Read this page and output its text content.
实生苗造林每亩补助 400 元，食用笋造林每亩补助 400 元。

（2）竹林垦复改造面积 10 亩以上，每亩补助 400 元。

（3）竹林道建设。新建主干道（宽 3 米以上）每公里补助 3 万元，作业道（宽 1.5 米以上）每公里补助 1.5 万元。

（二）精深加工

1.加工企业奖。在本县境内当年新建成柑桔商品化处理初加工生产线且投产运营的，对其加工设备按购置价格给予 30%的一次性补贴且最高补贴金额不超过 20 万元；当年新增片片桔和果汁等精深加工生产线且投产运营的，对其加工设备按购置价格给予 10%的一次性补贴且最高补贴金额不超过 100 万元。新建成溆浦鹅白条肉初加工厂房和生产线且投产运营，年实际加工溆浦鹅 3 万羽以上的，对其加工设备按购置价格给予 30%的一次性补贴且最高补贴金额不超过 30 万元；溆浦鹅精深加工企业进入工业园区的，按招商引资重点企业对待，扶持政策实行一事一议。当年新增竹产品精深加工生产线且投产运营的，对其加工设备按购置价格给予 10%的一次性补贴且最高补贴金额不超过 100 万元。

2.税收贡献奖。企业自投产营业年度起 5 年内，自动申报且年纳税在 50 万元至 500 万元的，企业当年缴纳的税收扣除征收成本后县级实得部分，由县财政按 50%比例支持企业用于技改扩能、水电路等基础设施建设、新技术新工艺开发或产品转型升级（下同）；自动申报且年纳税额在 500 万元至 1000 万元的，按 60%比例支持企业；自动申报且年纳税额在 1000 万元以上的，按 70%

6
┄┄┄┄┄┄
▶ **TASK TO CARRY OUT**
Set down all of the records shown above once more, exactly.

▶ **EXERCISE OUTPUT**
Read this page and output its text content.
实生苗造林每亩补助 400 元，食用笋造林每亩补助 400 元。

（2）竹林垦复改造面积 10 亩以上，每亩补助 400 元。

（3）竹林道建设。新建主干道（宽 3 米以上）每公里补助 3 万元，作业道（宽 1.5 米以上）每公里补助 1.5 万元。

（二）精深加工

1.加工企业奖。在本县境内当年新建成柑桔商品化处理初加工生产线且投产运营的，对其加工设备按购置价格给予 30%的一次性补贴且最高补贴金额不超过 20 万元；当年新增片片桔和果汁等精深加工生产线且投产运营的，对其加工设备按购置价格给予 10%的一次性补贴且最高补贴金额不超过 100 万元。新建成溆浦鹅白条肉初加工厂房和生产线且投产运营，年实际加工溆浦鹅 3 万羽以上的，对其加工设备按购置价格给予 30%的一次性补贴且最高补贴金额不超过 30 万元；溆浦鹅精深加工企业进入工业园区的，按招商引资重点企业对待，扶持政策实行一事一议。当年新增竹产品精深加工生产线且投产运营的，对其加工设备按购置价格给予 10%的一次性补贴且最高补贴金额不超过 100 万元。

2.税收贡献奖。企业自投产营业年度起 5 年内，自动申报且年纳税在 50 万元至 500 万元的，企业当年缴纳的税收扣除征收成本后县级实得部分，由县财政按 50%比例支持企业用于技改扩能、水电路等基础设施建设、新技术新工艺开发或产品转型升级（下同）；自动申报且年纳税额在 500 万元至 1000 万元的，按 60%比例支持企业；自动申报且年纳税额在 1000 万元以上的，按 70%

6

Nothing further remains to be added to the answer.